Search the data below for "ylabel"; list each line that holds it.

Items from a figure collection:
>>

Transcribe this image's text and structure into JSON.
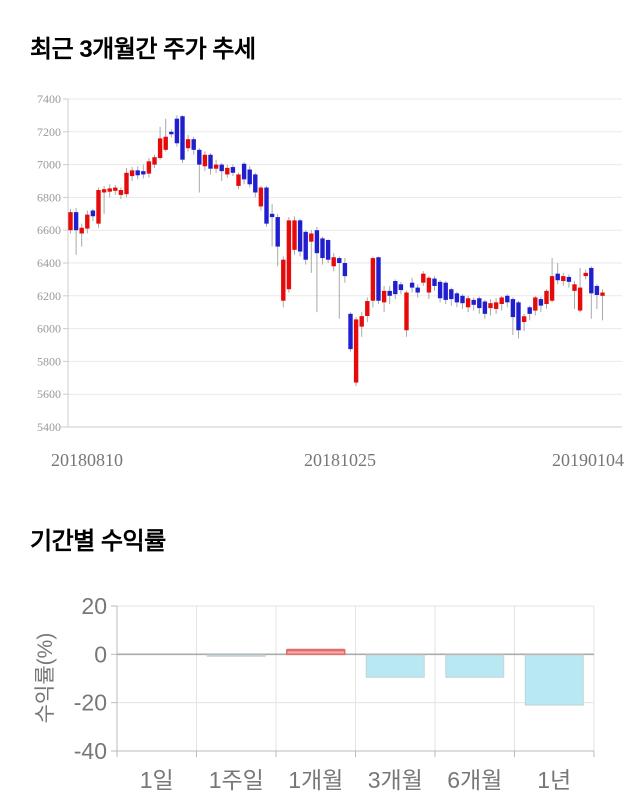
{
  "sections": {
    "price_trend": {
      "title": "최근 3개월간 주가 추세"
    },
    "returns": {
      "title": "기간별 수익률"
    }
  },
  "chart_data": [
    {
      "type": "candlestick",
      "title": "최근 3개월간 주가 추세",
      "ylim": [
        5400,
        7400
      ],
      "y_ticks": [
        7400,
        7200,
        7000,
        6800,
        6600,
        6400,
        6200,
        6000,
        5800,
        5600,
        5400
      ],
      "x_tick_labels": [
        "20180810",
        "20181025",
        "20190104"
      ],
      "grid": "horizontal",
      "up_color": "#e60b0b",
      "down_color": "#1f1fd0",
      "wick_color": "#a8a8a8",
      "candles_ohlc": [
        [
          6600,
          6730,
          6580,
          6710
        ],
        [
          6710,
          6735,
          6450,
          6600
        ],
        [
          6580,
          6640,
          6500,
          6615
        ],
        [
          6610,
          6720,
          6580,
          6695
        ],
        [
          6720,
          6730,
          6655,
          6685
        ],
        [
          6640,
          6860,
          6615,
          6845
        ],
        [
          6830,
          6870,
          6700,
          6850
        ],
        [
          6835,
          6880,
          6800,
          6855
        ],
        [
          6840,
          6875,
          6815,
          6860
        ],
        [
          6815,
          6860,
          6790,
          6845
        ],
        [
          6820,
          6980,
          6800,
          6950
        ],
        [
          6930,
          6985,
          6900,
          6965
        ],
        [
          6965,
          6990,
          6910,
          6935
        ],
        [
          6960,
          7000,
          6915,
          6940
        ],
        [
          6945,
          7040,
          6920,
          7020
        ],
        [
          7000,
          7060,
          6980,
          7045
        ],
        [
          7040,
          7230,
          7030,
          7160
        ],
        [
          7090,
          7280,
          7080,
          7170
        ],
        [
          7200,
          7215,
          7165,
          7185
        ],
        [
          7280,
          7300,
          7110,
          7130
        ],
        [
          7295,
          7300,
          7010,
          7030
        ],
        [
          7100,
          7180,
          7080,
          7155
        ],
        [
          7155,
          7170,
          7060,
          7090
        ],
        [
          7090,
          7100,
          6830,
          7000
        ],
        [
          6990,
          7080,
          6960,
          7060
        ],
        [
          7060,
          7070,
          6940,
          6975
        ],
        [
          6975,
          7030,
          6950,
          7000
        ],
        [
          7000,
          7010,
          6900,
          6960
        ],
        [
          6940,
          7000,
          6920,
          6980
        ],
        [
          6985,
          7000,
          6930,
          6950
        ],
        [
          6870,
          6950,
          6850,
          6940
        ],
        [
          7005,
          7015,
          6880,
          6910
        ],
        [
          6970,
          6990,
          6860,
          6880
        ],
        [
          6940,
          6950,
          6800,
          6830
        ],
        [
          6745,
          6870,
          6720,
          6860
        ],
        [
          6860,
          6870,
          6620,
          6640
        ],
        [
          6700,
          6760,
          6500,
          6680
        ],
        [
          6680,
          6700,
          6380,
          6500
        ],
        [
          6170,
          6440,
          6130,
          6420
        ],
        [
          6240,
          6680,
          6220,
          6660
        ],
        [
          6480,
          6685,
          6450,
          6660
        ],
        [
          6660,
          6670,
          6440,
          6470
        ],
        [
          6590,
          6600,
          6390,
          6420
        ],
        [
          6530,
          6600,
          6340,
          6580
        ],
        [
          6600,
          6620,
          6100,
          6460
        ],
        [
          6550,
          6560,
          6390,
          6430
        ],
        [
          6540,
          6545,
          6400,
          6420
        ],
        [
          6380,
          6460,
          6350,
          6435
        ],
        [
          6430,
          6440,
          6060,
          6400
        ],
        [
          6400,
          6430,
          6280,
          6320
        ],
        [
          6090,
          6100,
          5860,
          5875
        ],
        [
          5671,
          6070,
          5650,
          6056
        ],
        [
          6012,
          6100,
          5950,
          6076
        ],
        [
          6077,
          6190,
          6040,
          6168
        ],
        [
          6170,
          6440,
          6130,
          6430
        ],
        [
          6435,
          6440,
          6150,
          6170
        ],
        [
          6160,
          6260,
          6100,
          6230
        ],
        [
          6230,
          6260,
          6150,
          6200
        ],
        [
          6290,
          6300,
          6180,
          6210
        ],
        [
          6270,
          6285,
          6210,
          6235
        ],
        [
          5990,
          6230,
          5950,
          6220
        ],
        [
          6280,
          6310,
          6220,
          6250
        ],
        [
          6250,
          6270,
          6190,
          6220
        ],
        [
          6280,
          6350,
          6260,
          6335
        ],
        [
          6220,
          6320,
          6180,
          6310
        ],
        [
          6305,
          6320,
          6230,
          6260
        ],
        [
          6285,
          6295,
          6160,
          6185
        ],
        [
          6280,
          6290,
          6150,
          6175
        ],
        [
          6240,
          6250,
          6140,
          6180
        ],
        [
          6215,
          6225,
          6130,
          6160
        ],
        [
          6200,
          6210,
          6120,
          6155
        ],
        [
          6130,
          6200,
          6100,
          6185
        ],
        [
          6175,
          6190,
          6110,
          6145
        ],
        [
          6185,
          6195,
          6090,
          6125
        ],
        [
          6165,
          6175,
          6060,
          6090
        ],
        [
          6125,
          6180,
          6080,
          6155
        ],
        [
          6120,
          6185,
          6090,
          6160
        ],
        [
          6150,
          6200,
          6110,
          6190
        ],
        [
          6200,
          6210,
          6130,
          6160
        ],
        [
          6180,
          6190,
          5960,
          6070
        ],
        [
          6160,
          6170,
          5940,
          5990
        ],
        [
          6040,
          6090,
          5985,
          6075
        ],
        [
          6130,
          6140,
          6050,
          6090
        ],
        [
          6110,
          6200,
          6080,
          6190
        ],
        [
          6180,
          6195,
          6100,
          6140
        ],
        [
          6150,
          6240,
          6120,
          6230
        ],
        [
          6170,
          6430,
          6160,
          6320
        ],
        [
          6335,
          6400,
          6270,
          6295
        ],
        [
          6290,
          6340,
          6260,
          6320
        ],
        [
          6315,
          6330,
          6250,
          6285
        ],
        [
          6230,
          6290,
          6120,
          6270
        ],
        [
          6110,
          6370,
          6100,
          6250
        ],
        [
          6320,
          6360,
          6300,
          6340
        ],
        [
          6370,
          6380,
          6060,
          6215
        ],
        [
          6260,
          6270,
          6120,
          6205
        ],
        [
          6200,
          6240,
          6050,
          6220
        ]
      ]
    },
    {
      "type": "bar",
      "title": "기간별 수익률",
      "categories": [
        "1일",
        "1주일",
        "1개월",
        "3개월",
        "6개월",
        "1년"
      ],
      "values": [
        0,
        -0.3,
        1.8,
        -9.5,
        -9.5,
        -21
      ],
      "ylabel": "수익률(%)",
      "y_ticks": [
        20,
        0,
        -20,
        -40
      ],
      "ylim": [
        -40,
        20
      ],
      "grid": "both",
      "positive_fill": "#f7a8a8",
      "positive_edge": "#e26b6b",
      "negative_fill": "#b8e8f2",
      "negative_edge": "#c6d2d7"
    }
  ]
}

<<
>>

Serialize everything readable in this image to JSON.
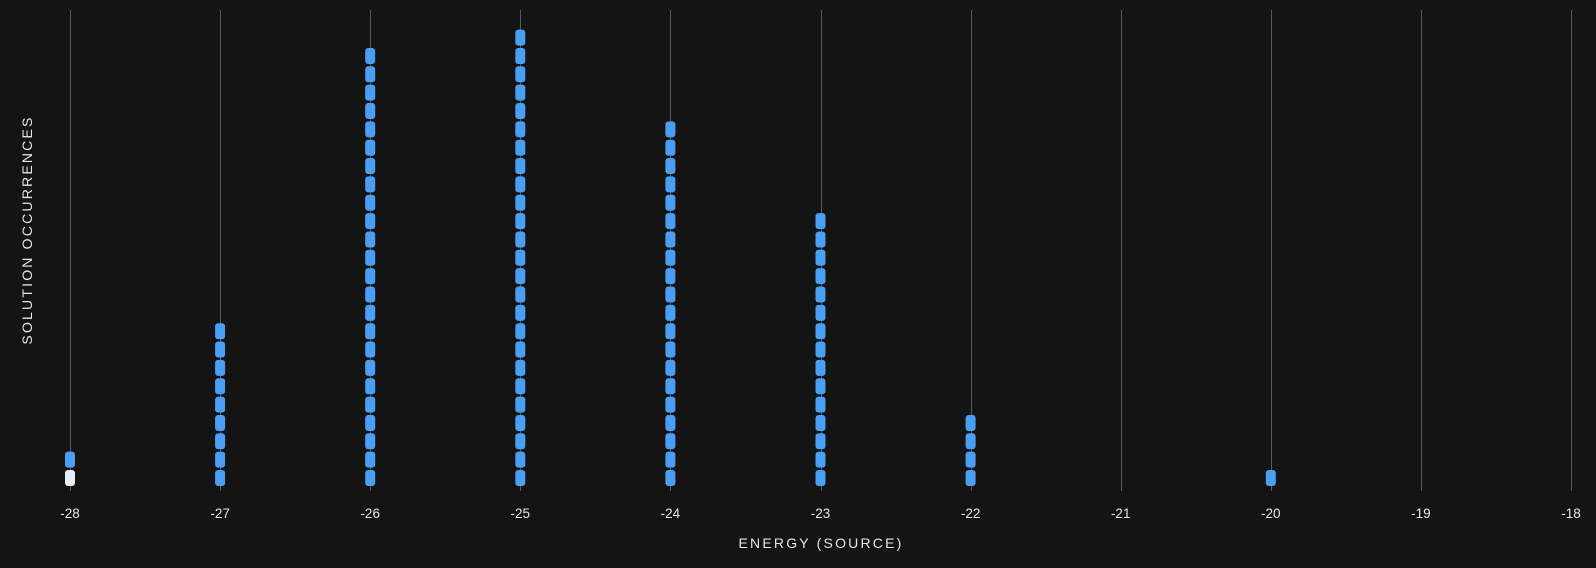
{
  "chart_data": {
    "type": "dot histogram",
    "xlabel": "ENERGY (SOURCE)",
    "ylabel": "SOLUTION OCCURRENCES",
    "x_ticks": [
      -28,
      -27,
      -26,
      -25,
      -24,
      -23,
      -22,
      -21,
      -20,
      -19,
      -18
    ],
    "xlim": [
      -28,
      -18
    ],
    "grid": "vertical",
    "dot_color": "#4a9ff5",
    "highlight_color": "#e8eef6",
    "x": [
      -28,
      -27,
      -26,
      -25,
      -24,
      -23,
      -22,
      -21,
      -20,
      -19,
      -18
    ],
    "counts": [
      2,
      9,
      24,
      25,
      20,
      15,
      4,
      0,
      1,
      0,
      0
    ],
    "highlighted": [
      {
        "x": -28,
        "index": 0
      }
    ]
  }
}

<<
>>

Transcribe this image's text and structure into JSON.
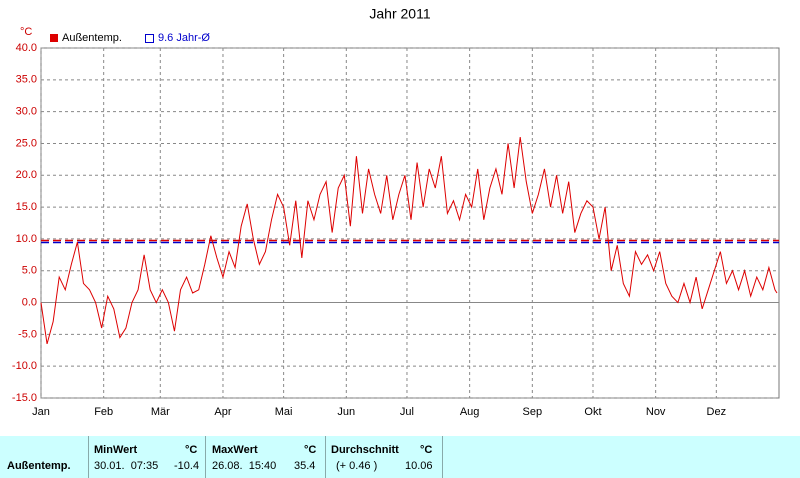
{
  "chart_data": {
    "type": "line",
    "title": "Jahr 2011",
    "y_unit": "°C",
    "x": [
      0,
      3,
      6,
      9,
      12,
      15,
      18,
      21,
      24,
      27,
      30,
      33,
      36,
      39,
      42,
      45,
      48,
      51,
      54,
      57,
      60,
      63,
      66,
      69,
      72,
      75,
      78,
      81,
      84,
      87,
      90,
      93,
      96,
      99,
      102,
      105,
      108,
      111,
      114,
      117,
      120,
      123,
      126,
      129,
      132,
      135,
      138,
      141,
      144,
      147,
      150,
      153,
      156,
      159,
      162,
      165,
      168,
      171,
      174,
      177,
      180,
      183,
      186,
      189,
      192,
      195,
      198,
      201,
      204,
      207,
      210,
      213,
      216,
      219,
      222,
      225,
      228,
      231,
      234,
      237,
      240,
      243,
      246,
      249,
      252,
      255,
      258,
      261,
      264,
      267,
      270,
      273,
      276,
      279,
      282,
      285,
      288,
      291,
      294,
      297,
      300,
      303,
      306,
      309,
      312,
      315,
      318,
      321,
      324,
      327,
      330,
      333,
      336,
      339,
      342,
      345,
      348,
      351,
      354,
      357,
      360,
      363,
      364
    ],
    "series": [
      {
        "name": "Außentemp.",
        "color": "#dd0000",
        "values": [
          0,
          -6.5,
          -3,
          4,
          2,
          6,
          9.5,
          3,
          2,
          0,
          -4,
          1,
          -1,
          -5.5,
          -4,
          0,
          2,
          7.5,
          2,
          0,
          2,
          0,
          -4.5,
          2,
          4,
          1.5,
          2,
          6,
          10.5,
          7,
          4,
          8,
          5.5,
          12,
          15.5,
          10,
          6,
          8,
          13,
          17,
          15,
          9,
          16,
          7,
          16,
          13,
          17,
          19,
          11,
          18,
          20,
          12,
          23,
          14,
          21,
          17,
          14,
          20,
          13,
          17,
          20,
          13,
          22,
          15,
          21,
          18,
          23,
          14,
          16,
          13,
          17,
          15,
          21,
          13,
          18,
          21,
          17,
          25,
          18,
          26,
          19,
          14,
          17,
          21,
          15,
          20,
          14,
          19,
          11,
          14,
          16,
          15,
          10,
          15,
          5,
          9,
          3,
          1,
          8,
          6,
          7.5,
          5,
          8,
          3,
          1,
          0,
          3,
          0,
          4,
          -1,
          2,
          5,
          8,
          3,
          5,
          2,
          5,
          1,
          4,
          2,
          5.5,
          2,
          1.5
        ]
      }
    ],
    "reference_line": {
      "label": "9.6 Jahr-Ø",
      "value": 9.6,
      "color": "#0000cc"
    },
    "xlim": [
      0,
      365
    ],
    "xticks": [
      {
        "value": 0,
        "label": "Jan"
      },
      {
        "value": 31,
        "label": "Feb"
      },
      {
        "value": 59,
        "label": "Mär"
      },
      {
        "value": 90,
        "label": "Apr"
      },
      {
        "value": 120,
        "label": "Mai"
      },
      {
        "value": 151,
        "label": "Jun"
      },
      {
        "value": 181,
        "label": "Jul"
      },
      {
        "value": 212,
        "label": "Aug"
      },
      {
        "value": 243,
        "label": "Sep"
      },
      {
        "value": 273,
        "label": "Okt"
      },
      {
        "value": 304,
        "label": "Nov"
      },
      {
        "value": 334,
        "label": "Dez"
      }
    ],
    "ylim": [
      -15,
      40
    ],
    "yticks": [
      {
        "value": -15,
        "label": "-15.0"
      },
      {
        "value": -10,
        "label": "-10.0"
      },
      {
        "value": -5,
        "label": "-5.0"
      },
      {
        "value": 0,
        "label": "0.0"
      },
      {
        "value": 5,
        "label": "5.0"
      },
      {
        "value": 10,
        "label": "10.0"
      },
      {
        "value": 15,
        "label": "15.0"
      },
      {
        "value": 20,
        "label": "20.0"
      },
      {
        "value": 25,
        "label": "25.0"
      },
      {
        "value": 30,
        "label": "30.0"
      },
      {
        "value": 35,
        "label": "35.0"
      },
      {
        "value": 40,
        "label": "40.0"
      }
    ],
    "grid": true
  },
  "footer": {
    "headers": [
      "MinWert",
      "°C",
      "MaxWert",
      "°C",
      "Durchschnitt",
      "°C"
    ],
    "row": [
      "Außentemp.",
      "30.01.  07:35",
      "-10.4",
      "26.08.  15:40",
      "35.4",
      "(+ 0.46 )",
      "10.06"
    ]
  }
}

<<

[Result of the task]
      "ylabel": "수익률(%)",
    "ylabel": "SOLUTION OCCURRENCES",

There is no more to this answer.